Instructions to follow:
Gather every line of the entries that includes the word "describing".

Material for this task:
━━━

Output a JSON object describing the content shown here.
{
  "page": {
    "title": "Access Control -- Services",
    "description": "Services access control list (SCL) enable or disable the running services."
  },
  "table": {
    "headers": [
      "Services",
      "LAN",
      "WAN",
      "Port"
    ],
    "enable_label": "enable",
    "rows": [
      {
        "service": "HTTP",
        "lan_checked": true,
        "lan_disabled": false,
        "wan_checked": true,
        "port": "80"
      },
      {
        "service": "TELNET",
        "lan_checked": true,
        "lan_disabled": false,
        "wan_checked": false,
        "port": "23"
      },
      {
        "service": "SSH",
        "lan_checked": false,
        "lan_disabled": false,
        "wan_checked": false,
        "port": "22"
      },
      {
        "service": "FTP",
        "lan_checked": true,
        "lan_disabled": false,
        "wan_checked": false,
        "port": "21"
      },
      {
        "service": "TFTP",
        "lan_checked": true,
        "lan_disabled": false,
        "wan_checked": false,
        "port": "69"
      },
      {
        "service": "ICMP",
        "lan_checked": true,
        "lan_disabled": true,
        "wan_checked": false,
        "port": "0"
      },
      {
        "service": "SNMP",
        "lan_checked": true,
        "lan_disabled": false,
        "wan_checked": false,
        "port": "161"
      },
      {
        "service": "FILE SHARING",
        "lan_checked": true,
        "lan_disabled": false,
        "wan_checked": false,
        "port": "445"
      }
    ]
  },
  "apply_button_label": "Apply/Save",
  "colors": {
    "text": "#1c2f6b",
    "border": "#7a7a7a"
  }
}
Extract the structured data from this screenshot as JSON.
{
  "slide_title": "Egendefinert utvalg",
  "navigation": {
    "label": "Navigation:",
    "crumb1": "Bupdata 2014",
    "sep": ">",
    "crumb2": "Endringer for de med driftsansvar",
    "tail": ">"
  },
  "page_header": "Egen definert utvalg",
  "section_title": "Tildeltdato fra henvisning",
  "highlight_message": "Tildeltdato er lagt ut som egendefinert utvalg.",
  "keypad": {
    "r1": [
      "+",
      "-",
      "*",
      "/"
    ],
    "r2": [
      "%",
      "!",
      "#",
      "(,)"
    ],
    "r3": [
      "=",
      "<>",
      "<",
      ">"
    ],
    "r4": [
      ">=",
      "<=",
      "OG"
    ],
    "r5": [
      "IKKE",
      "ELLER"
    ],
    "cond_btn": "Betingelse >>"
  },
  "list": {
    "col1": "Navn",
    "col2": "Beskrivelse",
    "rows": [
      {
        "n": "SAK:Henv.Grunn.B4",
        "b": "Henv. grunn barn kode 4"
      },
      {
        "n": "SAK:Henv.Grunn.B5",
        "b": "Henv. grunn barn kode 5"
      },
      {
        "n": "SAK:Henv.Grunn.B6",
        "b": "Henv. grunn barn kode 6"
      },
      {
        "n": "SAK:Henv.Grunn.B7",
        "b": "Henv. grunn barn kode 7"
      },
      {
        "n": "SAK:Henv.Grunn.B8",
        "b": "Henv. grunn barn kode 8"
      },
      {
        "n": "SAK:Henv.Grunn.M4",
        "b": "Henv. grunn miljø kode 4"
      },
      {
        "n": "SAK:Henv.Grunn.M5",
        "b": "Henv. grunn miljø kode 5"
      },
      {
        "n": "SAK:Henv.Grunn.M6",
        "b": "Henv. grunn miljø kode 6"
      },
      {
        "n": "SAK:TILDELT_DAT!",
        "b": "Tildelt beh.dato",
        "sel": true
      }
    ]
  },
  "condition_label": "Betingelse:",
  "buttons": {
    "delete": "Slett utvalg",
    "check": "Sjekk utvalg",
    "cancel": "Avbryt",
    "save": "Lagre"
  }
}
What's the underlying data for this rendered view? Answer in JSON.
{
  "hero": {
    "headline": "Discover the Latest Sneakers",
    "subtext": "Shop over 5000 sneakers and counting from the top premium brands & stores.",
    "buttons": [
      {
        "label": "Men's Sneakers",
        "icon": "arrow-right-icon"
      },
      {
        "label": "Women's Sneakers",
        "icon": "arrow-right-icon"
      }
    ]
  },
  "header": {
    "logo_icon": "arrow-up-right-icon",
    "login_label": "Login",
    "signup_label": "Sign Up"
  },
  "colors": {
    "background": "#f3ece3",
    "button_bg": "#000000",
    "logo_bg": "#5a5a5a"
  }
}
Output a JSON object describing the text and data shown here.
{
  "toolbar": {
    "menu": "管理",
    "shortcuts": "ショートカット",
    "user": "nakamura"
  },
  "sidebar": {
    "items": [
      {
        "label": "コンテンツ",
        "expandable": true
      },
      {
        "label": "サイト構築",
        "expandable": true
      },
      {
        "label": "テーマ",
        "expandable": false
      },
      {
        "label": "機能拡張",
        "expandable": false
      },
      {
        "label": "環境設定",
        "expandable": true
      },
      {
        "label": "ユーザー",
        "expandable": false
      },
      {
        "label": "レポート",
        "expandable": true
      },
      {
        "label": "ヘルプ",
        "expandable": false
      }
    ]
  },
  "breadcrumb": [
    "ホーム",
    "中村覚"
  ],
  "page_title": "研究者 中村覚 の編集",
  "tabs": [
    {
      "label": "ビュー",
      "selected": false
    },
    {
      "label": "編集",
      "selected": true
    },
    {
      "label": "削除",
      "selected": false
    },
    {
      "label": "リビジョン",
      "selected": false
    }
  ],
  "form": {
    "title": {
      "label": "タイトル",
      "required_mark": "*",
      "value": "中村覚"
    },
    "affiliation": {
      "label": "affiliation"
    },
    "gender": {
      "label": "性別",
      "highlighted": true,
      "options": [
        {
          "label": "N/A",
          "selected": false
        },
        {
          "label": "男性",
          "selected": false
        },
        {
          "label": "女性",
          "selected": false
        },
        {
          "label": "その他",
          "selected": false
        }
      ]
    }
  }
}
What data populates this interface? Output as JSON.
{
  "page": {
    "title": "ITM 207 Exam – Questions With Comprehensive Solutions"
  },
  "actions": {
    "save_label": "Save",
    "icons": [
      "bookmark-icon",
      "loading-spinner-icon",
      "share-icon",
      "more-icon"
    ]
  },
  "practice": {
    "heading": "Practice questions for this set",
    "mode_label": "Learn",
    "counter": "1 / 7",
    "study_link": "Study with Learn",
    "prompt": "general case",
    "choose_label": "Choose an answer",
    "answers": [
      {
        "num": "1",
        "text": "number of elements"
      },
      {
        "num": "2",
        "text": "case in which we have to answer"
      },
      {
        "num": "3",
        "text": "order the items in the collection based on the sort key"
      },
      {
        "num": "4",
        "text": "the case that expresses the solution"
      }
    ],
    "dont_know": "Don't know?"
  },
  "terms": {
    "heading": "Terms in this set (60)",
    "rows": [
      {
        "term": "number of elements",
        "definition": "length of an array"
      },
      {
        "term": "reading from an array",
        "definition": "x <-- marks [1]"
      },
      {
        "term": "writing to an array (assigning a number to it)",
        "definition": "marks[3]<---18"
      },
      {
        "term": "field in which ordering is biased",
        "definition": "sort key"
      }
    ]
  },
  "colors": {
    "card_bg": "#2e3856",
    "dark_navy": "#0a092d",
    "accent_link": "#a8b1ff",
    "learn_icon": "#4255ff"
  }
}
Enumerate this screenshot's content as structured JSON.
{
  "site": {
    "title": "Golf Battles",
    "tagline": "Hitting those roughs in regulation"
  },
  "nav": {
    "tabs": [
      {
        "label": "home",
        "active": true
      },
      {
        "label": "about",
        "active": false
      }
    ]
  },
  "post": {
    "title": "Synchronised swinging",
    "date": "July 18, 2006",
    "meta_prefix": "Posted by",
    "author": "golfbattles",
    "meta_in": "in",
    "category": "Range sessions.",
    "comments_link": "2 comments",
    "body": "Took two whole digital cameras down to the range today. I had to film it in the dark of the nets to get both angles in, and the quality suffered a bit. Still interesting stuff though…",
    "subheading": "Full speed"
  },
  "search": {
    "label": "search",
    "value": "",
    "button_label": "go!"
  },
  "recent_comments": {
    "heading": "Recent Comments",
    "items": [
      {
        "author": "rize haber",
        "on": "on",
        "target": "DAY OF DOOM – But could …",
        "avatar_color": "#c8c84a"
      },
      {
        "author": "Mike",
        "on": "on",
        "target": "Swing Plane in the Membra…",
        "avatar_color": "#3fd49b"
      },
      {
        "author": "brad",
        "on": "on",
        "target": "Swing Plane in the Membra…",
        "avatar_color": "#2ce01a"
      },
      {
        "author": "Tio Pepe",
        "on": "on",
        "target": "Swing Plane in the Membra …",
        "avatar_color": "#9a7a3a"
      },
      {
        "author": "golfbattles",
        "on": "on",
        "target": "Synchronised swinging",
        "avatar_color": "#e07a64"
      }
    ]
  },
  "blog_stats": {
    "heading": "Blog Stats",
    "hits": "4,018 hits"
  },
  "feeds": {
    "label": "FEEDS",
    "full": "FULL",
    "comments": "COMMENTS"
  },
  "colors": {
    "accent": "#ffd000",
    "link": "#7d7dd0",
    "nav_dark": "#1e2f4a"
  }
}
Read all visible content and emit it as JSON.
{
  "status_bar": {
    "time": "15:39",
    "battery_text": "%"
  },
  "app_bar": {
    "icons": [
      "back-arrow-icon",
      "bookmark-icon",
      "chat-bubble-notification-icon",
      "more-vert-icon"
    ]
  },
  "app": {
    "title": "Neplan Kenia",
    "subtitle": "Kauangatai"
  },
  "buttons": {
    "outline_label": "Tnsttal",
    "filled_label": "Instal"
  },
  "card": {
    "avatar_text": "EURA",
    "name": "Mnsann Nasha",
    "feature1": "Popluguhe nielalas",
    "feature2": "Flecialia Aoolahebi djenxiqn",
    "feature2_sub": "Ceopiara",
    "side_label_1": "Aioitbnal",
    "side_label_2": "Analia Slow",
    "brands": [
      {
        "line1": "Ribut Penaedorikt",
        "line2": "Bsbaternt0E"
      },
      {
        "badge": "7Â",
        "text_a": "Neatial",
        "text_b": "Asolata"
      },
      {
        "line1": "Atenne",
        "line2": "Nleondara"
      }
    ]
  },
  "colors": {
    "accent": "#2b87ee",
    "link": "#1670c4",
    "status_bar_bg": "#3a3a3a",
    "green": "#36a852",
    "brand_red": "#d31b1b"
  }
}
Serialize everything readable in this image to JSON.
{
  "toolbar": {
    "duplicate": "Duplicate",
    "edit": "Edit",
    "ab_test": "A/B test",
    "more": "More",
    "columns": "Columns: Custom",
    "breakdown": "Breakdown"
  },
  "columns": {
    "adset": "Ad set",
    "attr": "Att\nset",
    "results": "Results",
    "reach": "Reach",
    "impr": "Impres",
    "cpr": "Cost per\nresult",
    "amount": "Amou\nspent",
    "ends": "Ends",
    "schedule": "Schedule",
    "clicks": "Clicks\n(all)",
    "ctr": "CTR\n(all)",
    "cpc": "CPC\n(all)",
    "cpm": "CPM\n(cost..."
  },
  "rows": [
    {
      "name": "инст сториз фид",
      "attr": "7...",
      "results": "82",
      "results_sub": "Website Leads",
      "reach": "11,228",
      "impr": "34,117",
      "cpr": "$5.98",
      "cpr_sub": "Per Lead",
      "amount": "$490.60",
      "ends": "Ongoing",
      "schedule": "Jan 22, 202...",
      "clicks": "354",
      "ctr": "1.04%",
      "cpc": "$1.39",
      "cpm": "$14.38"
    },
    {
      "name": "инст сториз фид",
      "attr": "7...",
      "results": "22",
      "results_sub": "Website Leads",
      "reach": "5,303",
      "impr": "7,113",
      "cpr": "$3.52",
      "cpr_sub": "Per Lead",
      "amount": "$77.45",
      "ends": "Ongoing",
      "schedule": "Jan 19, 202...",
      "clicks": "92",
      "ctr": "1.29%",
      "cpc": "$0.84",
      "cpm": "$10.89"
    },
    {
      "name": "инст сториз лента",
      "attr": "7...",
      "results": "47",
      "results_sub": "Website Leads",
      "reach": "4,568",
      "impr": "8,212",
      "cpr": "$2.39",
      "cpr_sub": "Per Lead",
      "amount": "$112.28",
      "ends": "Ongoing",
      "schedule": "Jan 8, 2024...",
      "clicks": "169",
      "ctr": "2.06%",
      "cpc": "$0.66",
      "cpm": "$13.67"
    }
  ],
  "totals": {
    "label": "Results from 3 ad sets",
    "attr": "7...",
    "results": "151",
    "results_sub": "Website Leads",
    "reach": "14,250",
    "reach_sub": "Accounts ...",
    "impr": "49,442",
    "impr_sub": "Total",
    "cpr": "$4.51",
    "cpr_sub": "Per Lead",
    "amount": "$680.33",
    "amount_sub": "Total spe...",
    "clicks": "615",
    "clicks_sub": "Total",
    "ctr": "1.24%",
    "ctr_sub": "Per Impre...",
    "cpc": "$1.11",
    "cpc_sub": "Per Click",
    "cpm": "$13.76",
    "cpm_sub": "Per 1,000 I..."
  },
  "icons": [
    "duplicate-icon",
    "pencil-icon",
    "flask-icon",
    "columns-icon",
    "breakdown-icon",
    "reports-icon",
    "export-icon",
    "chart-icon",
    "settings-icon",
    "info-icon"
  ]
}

━━━

Response to this exercise:
Output a JSON object describing the content shown here.
Output a JSON object describing the text and data shown here.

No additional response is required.